Stored data entries
○ ○ ○ ○ ○
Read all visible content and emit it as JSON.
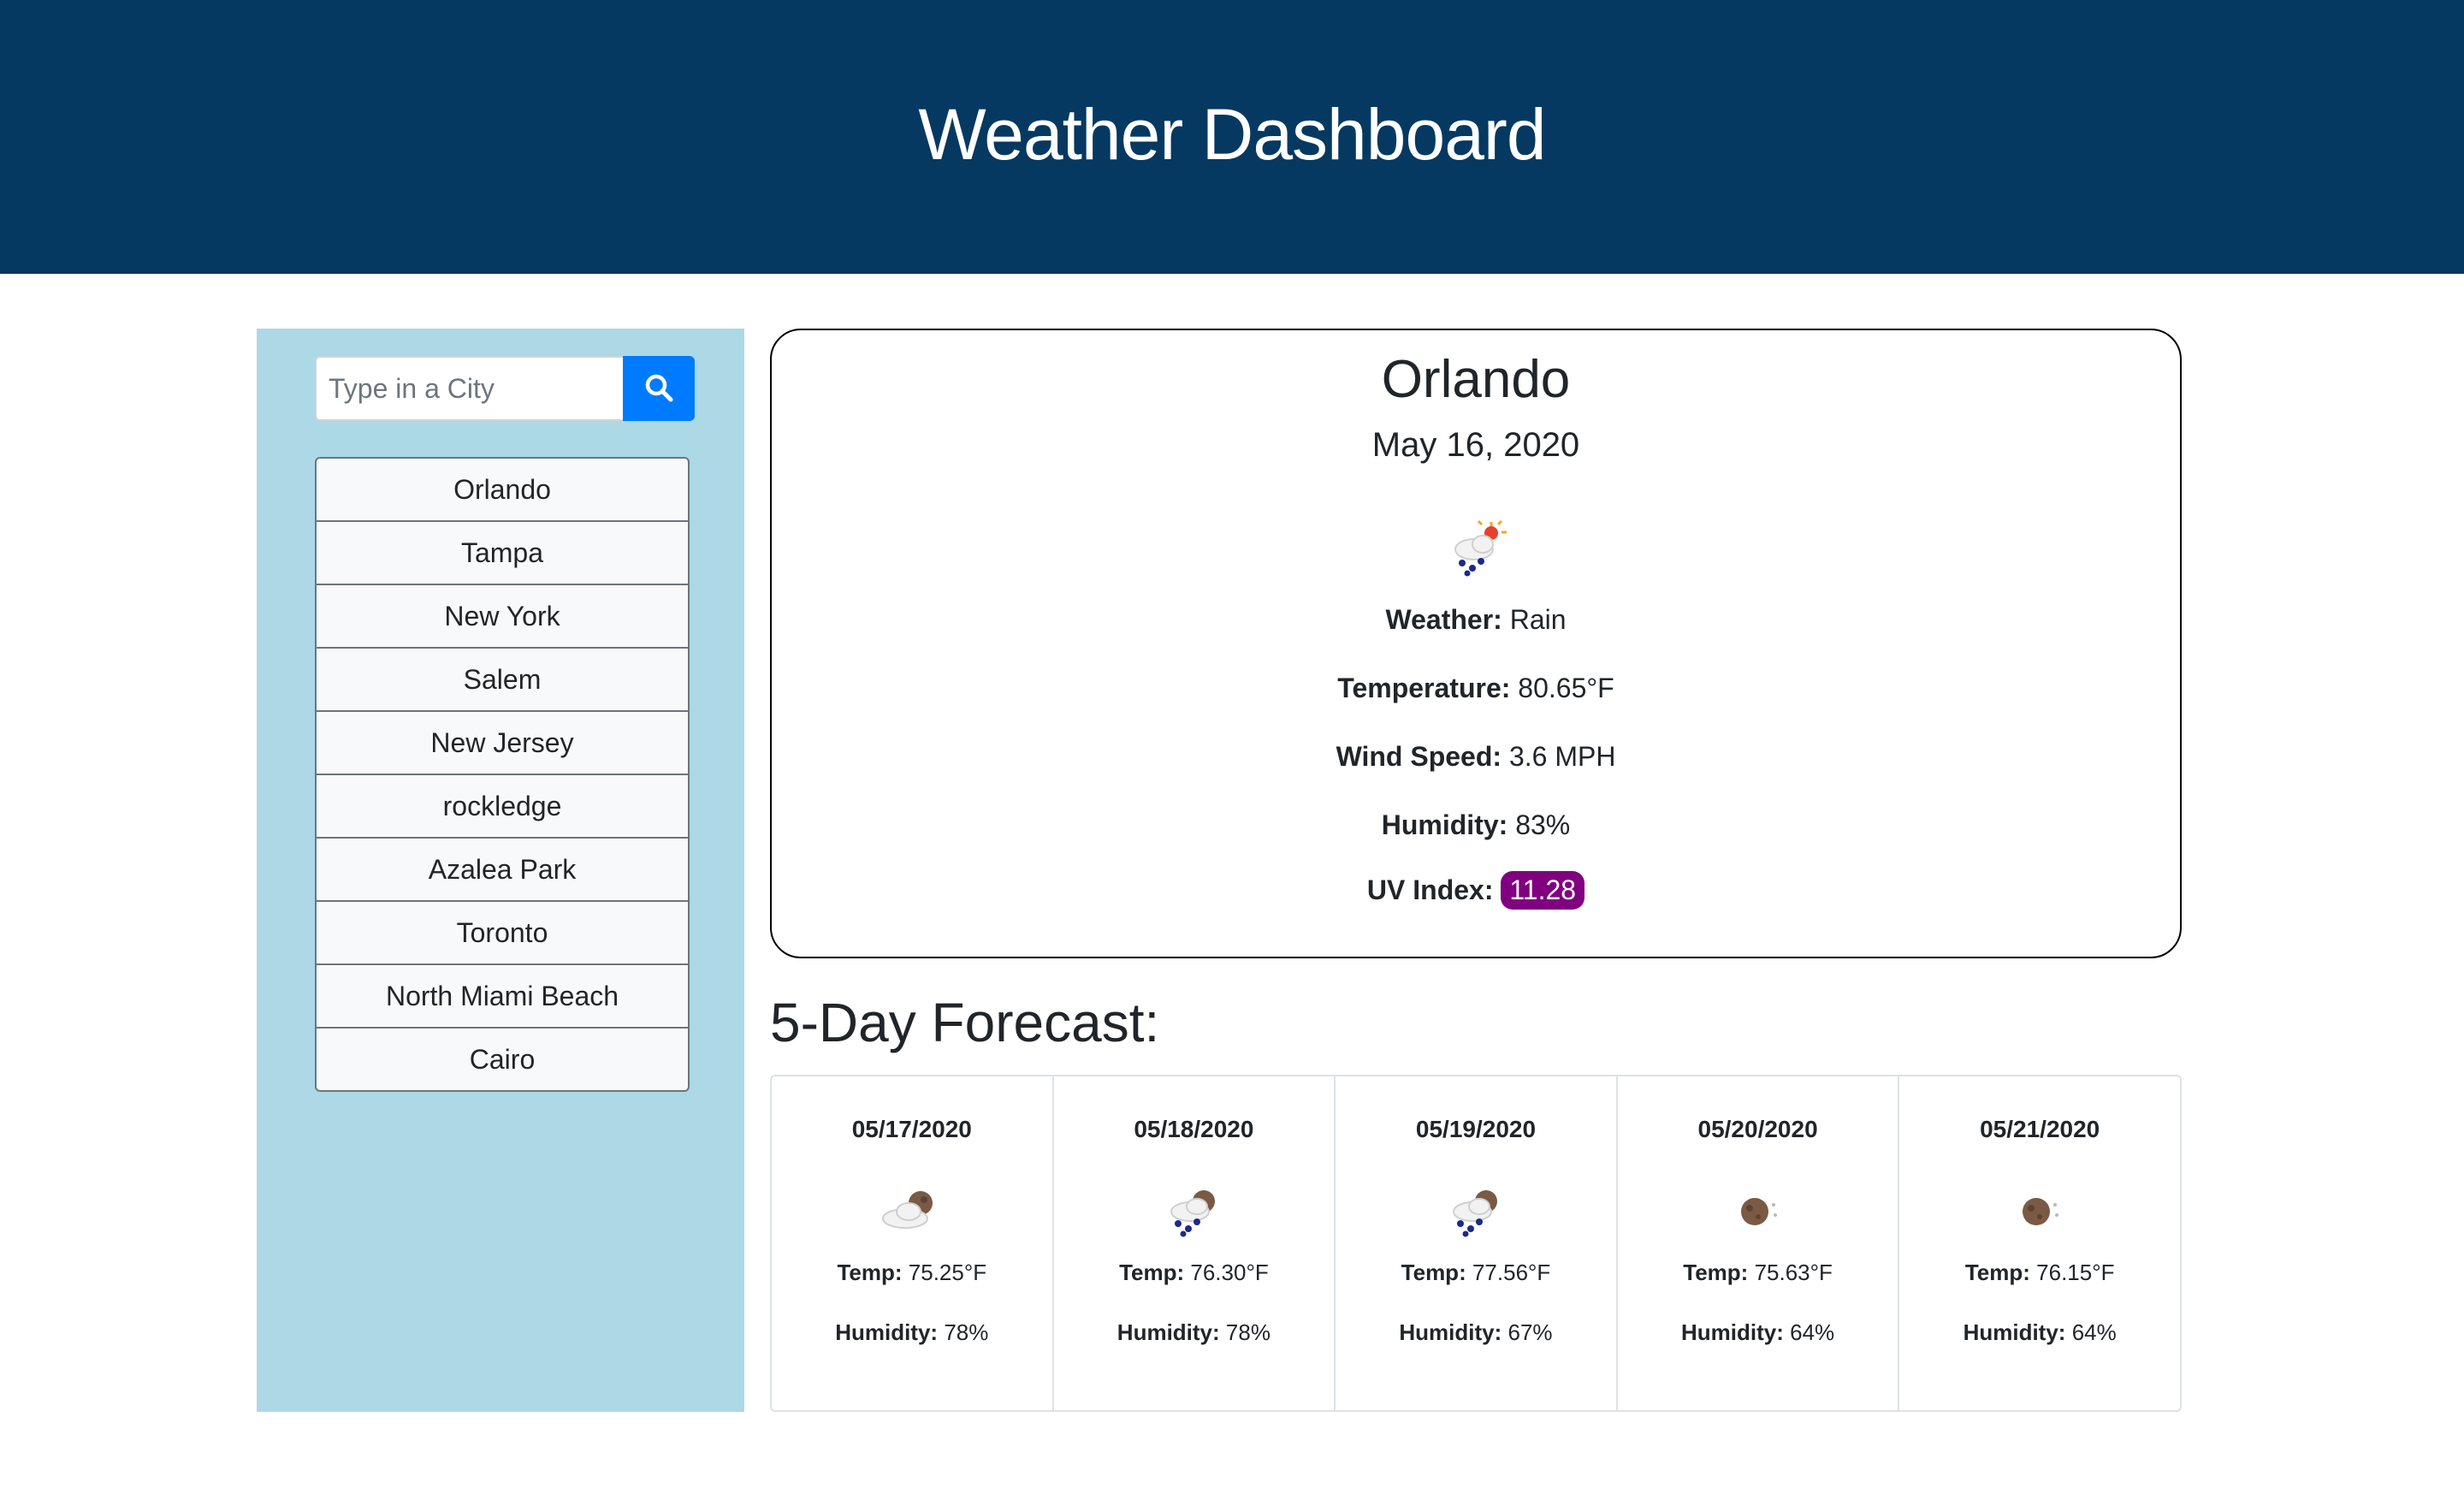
{
  "header": {
    "title": "Weather Dashboard"
  },
  "search": {
    "placeholder": "Type in a City",
    "icon": "search-icon"
  },
  "sidebar": {
    "cities": [
      "Orlando",
      "Tampa",
      "New York",
      "Salem",
      "New Jersey",
      "rockledge",
      "Azalea Park",
      "Toronto",
      "North Miami Beach",
      "Cairo"
    ]
  },
  "current": {
    "city": "Orlando",
    "date": "May 16, 2020",
    "icon": "rain-sun-icon",
    "weather_label": "Weather:",
    "weather_value": "Rain",
    "temp_label": "Temperature:",
    "temp_value": "80.65°F",
    "wind_label": "Wind Speed:",
    "wind_value": "3.6 MPH",
    "humidity_label": "Humidity:",
    "humidity_value": "83%",
    "uv_label": "UV Index:",
    "uv_value": "11.28",
    "uv_color": "#800080"
  },
  "forecast": {
    "title": "5-Day Forecast:",
    "temp_label": "Temp:",
    "humidity_label": "Humidity:",
    "days": [
      {
        "date": "05/17/2020",
        "icon": "cloud-night-icon",
        "temp": "75.25°F",
        "humidity": "78%"
      },
      {
        "date": "05/18/2020",
        "icon": "rain-night-icon",
        "temp": "76.30°F",
        "humidity": "78%"
      },
      {
        "date": "05/19/2020",
        "icon": "rain-night-icon",
        "temp": "77.56°F",
        "humidity": "67%"
      },
      {
        "date": "05/20/2020",
        "icon": "clear-night-icon",
        "temp": "75.63°F",
        "humidity": "64%"
      },
      {
        "date": "05/21/2020",
        "icon": "clear-night-icon",
        "temp": "76.15°F",
        "humidity": "64%"
      }
    ]
  },
  "colors": {
    "header_bg": "#053961",
    "sidebar_bg": "#add8e6",
    "search_button": "#007bff"
  }
}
○ ○ ○ ○ ○
== Exercise directions ==
Transcribe every line in the entries above, taking out only the images.

== Output of the exercise ==
Read all visible content and emit it as JSON.
{
  "header": {
    "title": "Weather Dashboard"
  },
  "search": {
    "placeholder": "Type in a City",
    "icon": "search-icon"
  },
  "sidebar": {
    "cities": [
      "Orlando",
      "Tampa",
      "New York",
      "Salem",
      "New Jersey",
      "rockledge",
      "Azalea Park",
      "Toronto",
      "North Miami Beach",
      "Cairo"
    ]
  },
  "current": {
    "city": "Orlando",
    "date": "May 16, 2020",
    "icon": "rain-sun-icon",
    "weather_label": "Weather:",
    "weather_value": "Rain",
    "temp_label": "Temperature:",
    "temp_value": "80.65°F",
    "wind_label": "Wind Speed:",
    "wind_value": "3.6 MPH",
    "humidity_label": "Humidity:",
    "humidity_value": "83%",
    "uv_label": "UV Index:",
    "uv_value": "11.28",
    "uv_color": "#800080"
  },
  "forecast": {
    "title": "5-Day Forecast:",
    "temp_label": "Temp:",
    "humidity_label": "Humidity:",
    "days": [
      {
        "date": "05/17/2020",
        "icon": "cloud-night-icon",
        "temp": "75.25°F",
        "humidity": "78%"
      },
      {
        "date": "05/18/2020",
        "icon": "rain-night-icon",
        "temp": "76.30°F",
        "humidity": "78%"
      },
      {
        "date": "05/19/2020",
        "icon": "rain-night-icon",
        "temp": "77.56°F",
        "humidity": "67%"
      },
      {
        "date": "05/20/2020",
        "icon": "clear-night-icon",
        "temp": "75.63°F",
        "humidity": "64%"
      },
      {
        "date": "05/21/2020",
        "icon": "clear-night-icon",
        "temp": "76.15°F",
        "humidity": "64%"
      }
    ]
  },
  "colors": {
    "header_bg": "#053961",
    "sidebar_bg": "#add8e6",
    "search_button": "#007bff"
  }
}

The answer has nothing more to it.